* **GIVEN REQUEST**: Output the lines as a Markdown table with the columns Row and Line text. Begin at the line that has "Localize all elements.", stop after the line that has "- dock-app-icon[interactable]: [644, 480, 660, 487]", and leave out the pictures and any blank lines.

Layout records:
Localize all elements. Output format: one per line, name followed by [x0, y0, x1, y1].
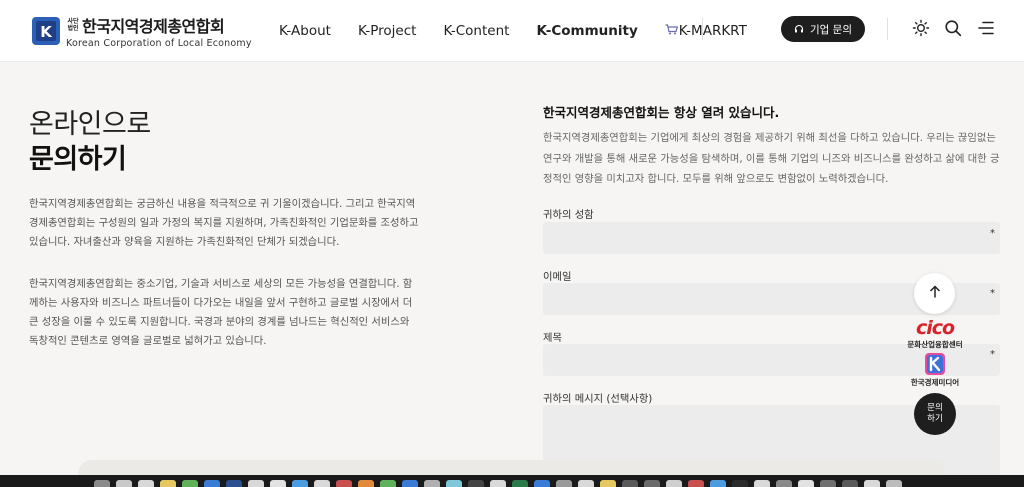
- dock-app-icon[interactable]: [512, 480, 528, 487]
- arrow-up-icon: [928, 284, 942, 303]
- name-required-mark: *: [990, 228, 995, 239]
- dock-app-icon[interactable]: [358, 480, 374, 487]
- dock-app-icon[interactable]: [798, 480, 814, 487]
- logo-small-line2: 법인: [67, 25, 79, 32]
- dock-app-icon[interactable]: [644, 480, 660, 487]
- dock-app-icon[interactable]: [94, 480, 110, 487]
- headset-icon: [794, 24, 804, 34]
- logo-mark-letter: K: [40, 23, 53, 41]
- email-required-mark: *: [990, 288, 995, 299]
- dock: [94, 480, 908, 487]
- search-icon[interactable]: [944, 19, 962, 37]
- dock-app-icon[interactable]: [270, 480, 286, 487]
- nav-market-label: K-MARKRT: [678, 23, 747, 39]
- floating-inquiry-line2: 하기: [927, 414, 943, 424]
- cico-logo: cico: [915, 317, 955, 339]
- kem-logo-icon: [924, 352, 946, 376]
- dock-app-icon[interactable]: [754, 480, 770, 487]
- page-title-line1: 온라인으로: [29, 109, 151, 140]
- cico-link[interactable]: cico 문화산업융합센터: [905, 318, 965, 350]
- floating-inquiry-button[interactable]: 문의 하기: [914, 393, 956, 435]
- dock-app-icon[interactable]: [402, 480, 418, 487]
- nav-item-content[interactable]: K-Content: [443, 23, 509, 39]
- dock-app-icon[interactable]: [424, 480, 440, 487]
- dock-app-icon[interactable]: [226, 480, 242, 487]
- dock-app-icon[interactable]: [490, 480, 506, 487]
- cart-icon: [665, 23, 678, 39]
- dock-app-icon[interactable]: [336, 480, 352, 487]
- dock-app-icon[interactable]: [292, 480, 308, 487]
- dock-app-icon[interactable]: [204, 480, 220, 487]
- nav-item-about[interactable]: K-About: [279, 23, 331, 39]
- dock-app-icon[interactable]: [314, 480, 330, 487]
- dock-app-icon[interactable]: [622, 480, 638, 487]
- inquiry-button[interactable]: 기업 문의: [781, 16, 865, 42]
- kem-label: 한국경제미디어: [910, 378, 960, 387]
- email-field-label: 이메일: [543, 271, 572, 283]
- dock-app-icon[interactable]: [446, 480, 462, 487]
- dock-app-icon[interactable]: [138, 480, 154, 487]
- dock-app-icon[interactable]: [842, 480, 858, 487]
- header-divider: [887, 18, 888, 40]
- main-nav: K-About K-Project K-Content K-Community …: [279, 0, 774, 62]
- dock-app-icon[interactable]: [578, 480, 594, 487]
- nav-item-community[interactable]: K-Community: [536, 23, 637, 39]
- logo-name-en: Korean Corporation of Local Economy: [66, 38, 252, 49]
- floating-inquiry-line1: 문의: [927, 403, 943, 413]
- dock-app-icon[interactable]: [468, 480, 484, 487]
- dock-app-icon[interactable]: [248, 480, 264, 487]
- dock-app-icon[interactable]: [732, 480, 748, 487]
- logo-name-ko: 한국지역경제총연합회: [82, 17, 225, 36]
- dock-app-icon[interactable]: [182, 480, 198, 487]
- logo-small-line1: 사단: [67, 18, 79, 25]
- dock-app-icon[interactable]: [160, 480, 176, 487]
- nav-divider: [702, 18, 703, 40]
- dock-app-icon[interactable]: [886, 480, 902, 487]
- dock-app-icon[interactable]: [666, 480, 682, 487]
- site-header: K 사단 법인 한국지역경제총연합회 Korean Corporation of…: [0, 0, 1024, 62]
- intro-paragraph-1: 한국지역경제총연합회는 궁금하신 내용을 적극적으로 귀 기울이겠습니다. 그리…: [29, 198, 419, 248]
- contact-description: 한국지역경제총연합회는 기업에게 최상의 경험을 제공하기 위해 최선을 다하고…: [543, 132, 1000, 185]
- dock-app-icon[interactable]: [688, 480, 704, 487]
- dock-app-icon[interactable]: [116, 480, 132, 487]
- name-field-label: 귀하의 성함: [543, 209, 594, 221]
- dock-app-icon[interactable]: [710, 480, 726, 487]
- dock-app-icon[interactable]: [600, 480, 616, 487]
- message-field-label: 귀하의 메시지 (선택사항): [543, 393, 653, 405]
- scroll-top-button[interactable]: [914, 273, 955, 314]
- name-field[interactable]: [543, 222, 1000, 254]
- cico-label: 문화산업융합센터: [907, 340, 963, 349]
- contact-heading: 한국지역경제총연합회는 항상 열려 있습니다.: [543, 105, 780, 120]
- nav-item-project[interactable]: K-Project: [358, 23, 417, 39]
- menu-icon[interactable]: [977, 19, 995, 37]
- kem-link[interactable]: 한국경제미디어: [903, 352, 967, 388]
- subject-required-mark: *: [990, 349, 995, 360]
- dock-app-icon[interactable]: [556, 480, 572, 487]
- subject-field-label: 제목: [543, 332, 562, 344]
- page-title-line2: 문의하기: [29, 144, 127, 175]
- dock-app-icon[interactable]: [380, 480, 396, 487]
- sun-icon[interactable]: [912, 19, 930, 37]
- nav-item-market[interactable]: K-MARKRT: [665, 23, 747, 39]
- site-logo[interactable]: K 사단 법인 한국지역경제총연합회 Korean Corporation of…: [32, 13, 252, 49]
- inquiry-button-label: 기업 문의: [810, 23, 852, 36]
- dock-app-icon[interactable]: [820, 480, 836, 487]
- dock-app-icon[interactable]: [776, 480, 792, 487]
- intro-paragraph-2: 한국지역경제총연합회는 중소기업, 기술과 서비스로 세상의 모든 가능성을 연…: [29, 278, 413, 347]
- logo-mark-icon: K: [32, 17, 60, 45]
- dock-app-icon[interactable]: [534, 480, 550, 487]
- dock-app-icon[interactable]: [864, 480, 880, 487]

--

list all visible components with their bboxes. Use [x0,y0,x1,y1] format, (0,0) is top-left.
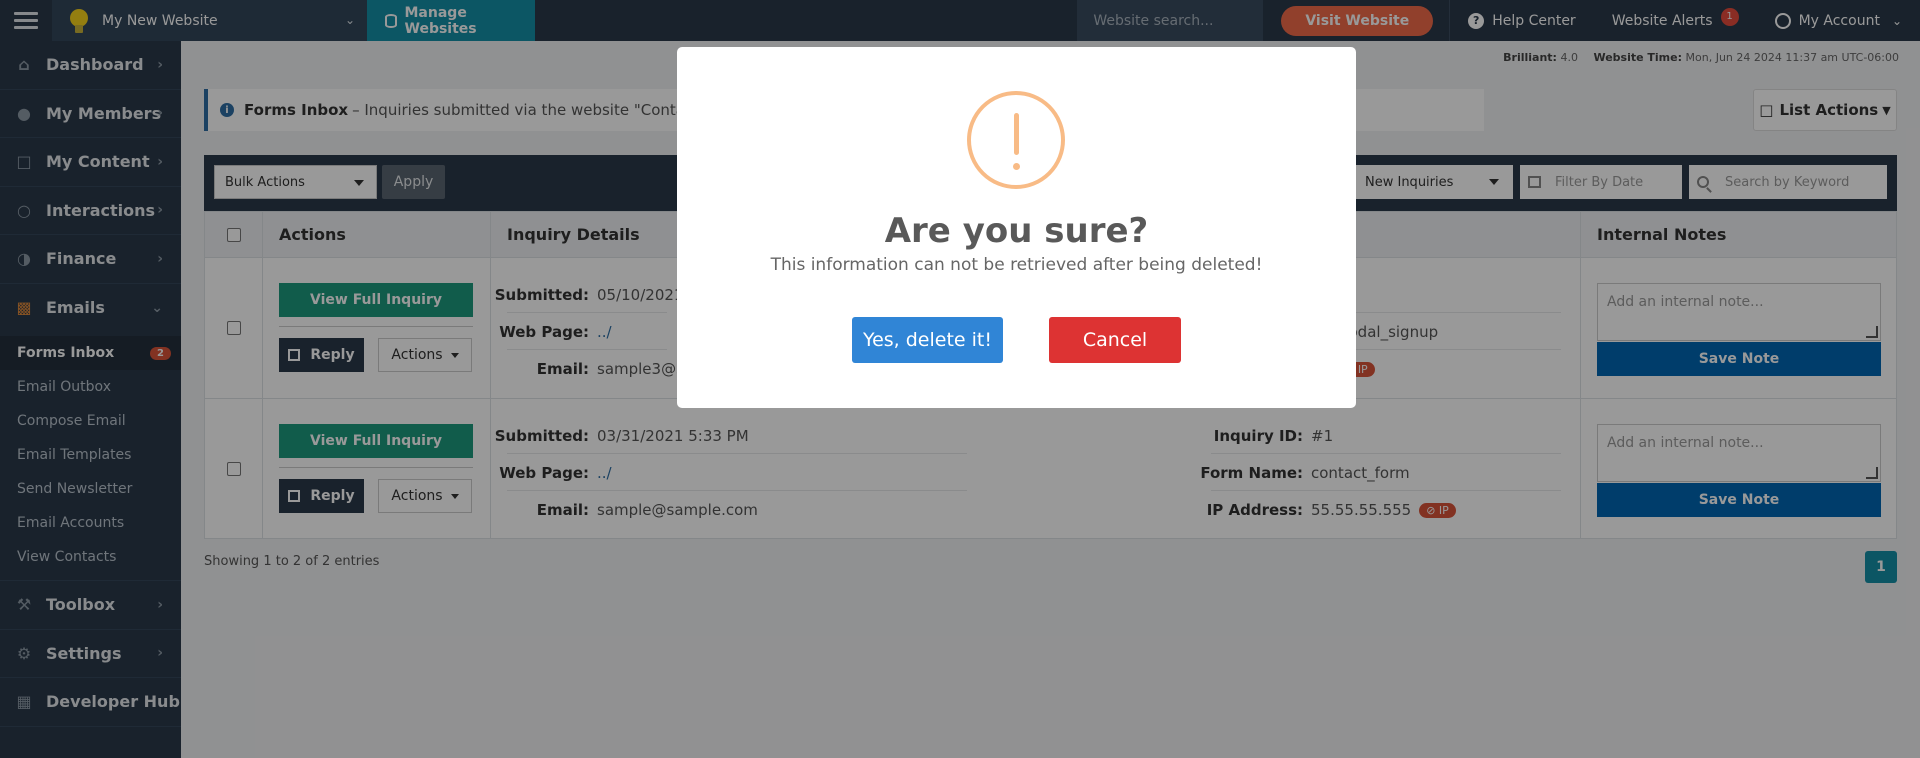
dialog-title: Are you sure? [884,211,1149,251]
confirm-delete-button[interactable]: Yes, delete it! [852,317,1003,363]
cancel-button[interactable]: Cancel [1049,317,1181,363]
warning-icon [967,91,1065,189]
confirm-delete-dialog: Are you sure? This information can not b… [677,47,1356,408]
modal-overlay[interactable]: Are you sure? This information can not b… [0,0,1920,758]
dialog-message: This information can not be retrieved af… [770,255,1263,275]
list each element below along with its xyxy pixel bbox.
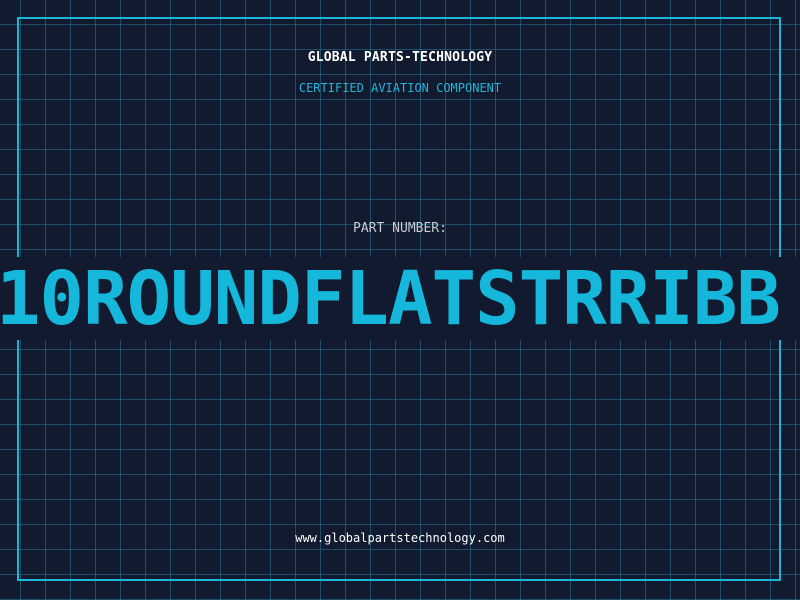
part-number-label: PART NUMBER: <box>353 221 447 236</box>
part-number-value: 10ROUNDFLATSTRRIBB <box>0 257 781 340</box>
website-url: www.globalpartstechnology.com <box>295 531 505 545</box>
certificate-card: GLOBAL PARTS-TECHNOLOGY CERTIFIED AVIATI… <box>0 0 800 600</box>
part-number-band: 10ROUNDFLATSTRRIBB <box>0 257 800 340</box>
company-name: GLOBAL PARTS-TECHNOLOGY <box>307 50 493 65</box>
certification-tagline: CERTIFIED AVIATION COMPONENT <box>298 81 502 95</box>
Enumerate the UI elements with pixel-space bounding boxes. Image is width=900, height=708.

* **RESPONSE**:
| Row | Line text |
|---|---|
| 1 | Localize all elements. Output format: one per line, name followed by [x0, y0, x1, y1]. |
| 2 | - dock-app-icon[interactable]: [512, 480, 528, 487] |
| 3 | - arrow-up-icon: [928, 284, 942, 303] |
| 4 | - name-required-mark: *: [990, 228, 995, 239] |
| 5 | - dock-app-icon[interactable]: [358, 480, 374, 487] |
| 6 | - dock-app-icon[interactable]: [798, 480, 814, 487] |
| 7 | - logo-small-line2: 법인: [67, 25, 79, 32] |
| 8 | - dock-app-icon[interactable]: [644, 480, 660, 487] |